Problem: The records that follow must be repeated verbatim, every one of them.

Data entries:
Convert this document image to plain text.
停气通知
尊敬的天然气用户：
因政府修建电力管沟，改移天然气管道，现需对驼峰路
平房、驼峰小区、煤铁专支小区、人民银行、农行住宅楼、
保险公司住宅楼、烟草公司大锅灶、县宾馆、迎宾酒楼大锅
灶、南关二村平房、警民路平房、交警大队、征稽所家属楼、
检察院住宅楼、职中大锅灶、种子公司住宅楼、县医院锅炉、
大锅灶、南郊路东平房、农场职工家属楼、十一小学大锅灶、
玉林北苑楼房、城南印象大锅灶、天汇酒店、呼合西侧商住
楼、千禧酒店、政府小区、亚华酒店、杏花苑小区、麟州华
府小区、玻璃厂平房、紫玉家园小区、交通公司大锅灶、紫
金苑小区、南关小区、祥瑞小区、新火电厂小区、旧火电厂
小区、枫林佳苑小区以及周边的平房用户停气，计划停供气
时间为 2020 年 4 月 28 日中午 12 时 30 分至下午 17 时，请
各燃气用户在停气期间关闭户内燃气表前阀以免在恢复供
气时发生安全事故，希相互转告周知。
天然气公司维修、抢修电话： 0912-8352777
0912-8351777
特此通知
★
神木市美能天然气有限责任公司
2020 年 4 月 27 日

Reply to the task:
Convert this document image to plain text.
停气通知
尊敬的天然气用户：
因政府修建电力管沟，改移天然气管道，现需对驼峰路
平房、驼峰小区、煤铁专支小区、人民银行、农行住宅楼、
保险公司住宅楼、烟草公司大锅灶、县宾馆、迎宾酒楼大锅
灶、南关二村平房、警民路平房、交警大队、征稽所家属楼、
检察院住宅楼、职中大锅灶、种子公司住宅楼、县医院锅炉、
大锅灶、南郊路东平房、农场职工家属楼、十一小学大锅灶、
玉林北苑楼房、城南印象大锅灶、天汇酒店、呼合西侧商住
楼、千禧酒店、政府小区、亚华酒店、杏花苑小区、麟州华
府小区、玻璃厂平房、紫玉家园小区、交通公司大锅灶、紫
金苑小区、南关小区、祥瑞小区、新火电厂小区、旧火电厂
小区、枫林佳苑小区以及周边的平房用户停气，计划停供气
时间为 2020 年 4 月 28 日中午 12 时 30 分至下午 17 时，请
各燃气用户在停气期间关闭户内燃气表前阀以免在恢复供
气时发生安全事故，希相互转告周知。
天然气公司维修、抢修电话： 0912-8352777
0912-8351777
特此通知
★
神木市美能天然气有限责任公司
2020 年 4 月 27 日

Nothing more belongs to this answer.